_Short problem_
Assemble all lines in which the string "Time" appears.

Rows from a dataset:

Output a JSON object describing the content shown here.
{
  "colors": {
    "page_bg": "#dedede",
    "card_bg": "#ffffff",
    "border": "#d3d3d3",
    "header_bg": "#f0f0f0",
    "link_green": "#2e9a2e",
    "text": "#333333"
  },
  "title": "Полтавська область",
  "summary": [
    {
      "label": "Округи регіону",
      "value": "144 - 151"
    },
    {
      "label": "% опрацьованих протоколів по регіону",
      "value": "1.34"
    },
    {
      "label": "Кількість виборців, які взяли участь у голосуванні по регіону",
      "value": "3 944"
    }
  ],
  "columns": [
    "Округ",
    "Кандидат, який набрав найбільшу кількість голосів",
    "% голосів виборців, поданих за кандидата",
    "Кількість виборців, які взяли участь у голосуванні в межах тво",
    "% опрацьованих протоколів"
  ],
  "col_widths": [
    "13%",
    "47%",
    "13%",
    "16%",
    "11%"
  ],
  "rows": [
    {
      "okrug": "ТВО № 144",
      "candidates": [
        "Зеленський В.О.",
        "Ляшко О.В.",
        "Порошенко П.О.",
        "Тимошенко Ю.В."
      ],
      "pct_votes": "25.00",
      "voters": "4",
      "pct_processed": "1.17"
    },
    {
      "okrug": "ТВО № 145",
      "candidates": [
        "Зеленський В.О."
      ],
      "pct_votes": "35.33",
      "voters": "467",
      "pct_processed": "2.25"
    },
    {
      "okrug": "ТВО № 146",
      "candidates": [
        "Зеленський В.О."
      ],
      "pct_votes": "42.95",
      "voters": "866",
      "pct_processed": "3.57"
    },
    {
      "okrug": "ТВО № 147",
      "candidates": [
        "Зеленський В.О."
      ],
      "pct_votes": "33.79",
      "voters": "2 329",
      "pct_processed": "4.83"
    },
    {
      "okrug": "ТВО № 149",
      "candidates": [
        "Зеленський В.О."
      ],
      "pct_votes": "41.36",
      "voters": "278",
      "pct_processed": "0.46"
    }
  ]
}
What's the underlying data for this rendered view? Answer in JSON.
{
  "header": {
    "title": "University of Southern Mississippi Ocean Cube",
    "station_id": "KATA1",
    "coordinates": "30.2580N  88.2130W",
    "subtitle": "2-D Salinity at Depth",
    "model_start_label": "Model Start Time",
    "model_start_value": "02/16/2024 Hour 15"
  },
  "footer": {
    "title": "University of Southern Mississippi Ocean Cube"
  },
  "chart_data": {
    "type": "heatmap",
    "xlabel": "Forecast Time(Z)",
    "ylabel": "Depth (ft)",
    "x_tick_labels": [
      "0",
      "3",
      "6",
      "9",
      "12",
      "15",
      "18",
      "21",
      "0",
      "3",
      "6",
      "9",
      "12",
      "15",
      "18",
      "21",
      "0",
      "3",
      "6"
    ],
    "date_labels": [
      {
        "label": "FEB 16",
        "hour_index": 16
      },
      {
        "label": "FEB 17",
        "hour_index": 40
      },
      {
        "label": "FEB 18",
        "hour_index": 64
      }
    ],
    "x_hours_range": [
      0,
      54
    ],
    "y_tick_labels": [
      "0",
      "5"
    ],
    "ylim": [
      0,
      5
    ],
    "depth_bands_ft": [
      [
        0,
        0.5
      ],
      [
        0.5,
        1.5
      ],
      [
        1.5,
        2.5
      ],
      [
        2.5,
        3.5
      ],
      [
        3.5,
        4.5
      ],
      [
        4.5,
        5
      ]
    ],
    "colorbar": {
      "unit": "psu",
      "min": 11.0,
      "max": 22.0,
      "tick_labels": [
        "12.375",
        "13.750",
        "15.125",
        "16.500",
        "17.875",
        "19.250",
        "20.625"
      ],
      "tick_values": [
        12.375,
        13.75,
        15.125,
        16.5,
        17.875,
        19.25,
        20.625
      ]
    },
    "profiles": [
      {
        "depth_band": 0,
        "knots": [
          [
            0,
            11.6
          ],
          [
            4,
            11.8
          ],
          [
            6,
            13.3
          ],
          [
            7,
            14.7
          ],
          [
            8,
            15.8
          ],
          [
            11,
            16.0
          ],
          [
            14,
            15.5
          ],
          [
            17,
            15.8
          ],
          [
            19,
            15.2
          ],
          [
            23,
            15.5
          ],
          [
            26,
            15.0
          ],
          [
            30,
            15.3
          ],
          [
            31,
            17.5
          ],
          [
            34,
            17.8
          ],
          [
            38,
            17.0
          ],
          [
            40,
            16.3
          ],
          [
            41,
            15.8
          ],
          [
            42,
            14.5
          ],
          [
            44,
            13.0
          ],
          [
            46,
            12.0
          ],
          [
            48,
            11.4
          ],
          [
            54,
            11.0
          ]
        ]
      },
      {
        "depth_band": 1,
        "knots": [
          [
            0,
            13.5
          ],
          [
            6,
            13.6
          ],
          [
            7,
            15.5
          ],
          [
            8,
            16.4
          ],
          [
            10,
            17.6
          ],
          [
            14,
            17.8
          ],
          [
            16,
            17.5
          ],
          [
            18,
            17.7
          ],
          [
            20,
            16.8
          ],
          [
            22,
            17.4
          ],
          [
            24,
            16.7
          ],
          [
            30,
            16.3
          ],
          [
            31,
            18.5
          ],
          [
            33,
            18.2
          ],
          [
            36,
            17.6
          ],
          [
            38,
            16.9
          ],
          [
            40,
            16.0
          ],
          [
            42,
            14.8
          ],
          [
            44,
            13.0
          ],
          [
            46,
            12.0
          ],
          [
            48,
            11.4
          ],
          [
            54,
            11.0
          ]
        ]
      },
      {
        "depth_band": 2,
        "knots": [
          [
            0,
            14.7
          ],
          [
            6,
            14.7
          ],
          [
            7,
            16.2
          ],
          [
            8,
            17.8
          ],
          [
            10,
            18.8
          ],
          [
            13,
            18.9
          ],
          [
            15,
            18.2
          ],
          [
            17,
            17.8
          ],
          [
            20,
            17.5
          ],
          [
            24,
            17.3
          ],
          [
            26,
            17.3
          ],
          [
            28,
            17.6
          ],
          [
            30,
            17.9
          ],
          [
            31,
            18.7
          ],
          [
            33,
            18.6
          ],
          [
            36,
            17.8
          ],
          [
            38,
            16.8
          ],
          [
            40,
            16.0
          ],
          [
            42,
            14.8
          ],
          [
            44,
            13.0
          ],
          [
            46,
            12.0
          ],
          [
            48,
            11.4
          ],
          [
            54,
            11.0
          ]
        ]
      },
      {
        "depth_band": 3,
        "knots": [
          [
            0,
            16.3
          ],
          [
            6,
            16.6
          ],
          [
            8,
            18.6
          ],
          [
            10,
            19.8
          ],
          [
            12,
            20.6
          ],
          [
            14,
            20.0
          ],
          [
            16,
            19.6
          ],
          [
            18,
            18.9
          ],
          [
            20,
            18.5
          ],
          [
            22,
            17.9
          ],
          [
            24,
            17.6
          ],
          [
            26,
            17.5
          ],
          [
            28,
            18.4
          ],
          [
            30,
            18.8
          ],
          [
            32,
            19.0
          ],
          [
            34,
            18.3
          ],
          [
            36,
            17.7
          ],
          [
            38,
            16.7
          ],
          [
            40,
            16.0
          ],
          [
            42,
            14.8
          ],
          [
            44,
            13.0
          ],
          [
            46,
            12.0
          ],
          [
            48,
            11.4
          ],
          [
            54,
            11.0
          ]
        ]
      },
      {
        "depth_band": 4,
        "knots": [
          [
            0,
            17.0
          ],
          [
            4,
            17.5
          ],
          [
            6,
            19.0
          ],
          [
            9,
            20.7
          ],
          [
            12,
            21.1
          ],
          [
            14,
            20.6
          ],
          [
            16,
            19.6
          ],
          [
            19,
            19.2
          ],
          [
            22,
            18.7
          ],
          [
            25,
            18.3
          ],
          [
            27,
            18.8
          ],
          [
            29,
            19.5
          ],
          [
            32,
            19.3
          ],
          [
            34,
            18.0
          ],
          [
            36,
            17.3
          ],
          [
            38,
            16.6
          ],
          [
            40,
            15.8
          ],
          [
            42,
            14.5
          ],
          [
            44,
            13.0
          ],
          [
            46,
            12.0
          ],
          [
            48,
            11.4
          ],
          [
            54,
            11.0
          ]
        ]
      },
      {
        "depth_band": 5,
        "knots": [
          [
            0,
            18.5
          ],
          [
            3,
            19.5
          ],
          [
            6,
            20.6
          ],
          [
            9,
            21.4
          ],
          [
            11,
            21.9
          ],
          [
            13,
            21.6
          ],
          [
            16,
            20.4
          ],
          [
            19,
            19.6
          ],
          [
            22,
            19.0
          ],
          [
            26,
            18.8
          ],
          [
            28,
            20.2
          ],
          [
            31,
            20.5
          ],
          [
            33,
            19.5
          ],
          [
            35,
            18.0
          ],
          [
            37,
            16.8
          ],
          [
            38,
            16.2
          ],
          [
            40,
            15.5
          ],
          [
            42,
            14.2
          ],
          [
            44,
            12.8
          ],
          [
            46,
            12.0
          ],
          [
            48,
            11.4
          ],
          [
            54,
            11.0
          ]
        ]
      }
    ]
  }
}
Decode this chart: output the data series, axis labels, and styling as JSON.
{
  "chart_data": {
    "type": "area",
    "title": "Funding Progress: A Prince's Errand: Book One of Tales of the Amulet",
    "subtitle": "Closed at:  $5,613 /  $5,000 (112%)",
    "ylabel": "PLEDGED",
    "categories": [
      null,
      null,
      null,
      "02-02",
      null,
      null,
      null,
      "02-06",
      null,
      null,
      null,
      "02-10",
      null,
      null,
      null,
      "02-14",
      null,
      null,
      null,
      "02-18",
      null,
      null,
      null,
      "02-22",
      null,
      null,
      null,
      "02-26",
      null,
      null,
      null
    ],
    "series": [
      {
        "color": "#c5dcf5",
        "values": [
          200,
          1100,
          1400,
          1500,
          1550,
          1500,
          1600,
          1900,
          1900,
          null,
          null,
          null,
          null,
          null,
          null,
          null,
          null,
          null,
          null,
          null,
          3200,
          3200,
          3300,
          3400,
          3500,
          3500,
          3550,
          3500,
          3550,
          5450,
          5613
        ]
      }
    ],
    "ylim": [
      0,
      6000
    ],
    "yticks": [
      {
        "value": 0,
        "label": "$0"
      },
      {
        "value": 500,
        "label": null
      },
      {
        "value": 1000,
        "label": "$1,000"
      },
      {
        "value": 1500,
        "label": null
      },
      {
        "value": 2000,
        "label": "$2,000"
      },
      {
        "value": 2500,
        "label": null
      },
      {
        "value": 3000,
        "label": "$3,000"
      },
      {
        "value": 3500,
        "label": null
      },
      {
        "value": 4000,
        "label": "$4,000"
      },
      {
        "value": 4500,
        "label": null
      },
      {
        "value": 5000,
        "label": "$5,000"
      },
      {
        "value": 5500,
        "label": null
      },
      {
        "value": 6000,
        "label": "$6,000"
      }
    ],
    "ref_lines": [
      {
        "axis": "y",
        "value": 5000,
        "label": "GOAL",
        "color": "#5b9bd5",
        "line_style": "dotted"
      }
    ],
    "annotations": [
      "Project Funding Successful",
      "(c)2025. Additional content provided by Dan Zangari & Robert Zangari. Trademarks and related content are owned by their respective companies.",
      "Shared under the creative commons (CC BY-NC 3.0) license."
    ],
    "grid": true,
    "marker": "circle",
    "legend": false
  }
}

_Solution to this task_
    "model_start_label": "Model Start Time",
    "xlabel": "Forecast Time(Z)",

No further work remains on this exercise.